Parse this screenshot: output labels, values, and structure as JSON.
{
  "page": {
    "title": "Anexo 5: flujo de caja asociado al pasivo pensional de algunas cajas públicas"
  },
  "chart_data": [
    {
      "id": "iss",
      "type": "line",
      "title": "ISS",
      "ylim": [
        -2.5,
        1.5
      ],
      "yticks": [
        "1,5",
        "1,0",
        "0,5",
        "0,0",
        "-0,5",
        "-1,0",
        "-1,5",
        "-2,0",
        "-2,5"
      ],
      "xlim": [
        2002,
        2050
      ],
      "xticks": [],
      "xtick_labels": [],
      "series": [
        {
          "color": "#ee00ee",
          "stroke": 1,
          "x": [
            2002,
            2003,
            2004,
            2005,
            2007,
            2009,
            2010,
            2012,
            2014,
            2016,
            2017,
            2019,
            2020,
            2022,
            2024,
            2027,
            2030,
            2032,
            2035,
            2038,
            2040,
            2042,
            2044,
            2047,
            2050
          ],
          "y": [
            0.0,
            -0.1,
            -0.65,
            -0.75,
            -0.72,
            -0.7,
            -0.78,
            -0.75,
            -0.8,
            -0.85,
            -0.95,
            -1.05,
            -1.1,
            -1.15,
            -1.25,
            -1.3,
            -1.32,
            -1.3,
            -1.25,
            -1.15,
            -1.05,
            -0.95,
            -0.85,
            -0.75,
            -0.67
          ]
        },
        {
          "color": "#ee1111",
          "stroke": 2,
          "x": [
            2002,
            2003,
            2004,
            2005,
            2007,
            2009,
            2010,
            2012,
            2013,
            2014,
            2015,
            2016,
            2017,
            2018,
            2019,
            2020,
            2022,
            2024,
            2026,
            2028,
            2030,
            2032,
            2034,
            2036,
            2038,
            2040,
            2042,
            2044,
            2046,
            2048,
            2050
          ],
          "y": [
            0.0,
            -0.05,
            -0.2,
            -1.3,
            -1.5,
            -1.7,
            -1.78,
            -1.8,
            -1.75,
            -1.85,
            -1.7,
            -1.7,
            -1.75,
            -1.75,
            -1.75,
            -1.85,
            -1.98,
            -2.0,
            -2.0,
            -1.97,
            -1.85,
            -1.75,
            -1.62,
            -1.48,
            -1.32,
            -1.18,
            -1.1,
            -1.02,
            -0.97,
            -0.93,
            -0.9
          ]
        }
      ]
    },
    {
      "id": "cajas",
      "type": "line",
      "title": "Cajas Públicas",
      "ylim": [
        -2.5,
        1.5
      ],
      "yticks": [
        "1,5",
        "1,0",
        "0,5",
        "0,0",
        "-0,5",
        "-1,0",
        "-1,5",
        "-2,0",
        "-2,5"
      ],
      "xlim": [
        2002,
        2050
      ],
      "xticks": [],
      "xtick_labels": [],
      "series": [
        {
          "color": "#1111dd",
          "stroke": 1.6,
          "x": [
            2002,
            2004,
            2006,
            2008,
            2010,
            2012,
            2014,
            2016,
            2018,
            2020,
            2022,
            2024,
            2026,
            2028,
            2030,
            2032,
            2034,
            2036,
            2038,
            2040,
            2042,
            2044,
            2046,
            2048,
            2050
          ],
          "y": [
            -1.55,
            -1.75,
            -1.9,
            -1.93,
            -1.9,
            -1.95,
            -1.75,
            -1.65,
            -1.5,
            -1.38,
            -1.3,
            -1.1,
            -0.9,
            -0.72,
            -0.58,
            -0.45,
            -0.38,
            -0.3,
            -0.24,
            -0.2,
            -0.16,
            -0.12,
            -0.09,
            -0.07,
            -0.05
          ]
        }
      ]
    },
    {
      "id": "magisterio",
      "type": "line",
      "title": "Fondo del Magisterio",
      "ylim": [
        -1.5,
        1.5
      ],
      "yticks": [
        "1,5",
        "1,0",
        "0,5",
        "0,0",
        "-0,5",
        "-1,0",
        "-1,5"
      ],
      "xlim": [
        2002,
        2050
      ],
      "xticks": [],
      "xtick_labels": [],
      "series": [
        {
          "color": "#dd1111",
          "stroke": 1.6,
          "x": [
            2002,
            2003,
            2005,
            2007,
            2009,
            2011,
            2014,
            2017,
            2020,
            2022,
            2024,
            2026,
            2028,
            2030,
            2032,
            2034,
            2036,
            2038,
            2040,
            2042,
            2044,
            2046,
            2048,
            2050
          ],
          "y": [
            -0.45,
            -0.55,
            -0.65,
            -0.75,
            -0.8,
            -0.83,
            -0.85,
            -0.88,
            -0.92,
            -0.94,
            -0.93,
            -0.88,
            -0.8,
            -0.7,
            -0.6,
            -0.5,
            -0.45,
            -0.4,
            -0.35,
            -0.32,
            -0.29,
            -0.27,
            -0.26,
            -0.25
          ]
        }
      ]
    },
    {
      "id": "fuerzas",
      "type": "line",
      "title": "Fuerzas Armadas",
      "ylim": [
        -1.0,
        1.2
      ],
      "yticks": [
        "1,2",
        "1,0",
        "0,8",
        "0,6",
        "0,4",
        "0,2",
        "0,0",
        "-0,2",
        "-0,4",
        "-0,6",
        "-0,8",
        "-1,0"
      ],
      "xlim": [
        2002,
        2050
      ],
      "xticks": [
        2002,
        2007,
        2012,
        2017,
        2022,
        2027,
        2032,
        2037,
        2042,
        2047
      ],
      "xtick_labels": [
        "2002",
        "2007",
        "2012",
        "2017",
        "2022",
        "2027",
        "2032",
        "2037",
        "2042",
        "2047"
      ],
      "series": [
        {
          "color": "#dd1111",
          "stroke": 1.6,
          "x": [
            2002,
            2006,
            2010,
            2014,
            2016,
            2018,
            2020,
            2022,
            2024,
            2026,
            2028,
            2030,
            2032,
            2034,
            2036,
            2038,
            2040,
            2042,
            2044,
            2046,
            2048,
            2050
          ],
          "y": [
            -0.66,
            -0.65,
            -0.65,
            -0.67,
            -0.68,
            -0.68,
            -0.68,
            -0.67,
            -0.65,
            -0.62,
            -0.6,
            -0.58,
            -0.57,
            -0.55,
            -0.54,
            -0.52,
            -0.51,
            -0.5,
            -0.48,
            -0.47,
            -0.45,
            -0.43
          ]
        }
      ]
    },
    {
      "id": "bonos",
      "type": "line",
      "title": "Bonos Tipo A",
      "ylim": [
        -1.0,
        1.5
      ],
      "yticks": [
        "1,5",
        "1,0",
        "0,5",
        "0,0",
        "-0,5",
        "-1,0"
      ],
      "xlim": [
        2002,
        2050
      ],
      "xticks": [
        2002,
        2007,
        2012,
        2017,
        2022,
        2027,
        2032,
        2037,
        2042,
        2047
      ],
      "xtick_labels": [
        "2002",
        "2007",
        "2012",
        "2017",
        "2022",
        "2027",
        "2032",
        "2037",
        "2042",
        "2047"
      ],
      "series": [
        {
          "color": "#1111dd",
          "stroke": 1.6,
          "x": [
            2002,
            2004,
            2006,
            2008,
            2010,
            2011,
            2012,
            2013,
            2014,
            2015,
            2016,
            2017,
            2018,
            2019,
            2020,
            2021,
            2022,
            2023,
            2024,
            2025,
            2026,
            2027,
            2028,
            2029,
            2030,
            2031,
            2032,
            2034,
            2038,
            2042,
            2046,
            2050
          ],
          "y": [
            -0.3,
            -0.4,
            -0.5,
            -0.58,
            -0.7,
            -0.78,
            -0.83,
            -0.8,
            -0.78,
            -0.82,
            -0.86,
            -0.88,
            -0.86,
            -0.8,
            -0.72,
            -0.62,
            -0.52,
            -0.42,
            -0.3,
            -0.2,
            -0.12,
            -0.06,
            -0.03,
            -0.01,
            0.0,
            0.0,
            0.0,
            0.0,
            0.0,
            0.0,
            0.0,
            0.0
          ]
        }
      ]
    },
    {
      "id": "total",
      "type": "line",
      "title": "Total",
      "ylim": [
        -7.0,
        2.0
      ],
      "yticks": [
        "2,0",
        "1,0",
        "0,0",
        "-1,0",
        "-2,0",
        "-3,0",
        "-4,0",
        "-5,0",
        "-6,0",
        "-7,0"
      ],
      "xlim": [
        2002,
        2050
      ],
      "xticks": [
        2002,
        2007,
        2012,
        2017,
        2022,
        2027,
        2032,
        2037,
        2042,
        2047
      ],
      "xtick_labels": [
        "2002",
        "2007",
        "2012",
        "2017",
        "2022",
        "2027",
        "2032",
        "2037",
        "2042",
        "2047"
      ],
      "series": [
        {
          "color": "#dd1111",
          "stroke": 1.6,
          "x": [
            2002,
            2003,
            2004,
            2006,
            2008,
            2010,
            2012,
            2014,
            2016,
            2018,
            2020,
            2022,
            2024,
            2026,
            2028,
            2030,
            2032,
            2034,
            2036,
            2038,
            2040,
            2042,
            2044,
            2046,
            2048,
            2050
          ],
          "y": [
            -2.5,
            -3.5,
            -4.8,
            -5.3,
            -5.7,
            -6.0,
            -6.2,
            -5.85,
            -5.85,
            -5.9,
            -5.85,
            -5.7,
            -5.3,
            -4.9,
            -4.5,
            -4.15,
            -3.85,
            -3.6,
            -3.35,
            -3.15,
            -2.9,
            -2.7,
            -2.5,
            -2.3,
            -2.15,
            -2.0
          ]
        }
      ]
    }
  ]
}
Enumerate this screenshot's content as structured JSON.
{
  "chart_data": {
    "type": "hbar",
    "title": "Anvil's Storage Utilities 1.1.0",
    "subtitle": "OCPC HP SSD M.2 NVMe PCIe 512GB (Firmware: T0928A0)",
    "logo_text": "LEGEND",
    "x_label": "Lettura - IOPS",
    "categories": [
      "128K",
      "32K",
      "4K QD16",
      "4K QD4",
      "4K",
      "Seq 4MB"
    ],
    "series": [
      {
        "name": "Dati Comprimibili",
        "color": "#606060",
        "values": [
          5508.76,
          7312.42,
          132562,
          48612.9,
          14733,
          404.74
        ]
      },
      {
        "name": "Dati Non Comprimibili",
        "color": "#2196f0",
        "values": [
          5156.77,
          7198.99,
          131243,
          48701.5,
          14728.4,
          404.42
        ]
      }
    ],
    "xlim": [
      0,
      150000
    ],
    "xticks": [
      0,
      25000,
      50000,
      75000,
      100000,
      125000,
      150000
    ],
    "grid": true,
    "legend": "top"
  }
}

■ ■ ■ ■ ■

* What you will do: Copy exactly the lines of the listing above, beginning at the line with "Enumerate this screenshot's" and ending at its final line; write out nothing else.

* Answer to the problem:
Enumerate this screenshot's content as structured JSON.
{
  "chart_data": {
    "type": "hbar",
    "title": "Anvil's Storage Utilities 1.1.0",
    "subtitle": "OCPC HP SSD M.2 NVMe PCIe 512GB (Firmware: T0928A0)",
    "logo_text": "LEGEND",
    "x_label": "Lettura - IOPS",
    "categories": [
      "128K",
      "32K",
      "4K QD16",
      "4K QD4",
      "4K",
      "Seq 4MB"
    ],
    "series": [
      {
        "name": "Dati Comprimibili",
        "color": "#606060",
        "values": [
          5508.76,
          7312.42,
          132562,
          48612.9,
          14733,
          404.74
        ]
      },
      {
        "name": "Dati Non Comprimibili",
        "color": "#2196f0",
        "values": [
          5156.77,
          7198.99,
          131243,
          48701.5,
          14728.4,
          404.42
        ]
      }
    ],
    "xlim": [
      0,
      150000
    ],
    "xticks": [
      0,
      25000,
      50000,
      75000,
      100000,
      125000,
      150000
    ],
    "grid": true,
    "legend": "top"
  }
}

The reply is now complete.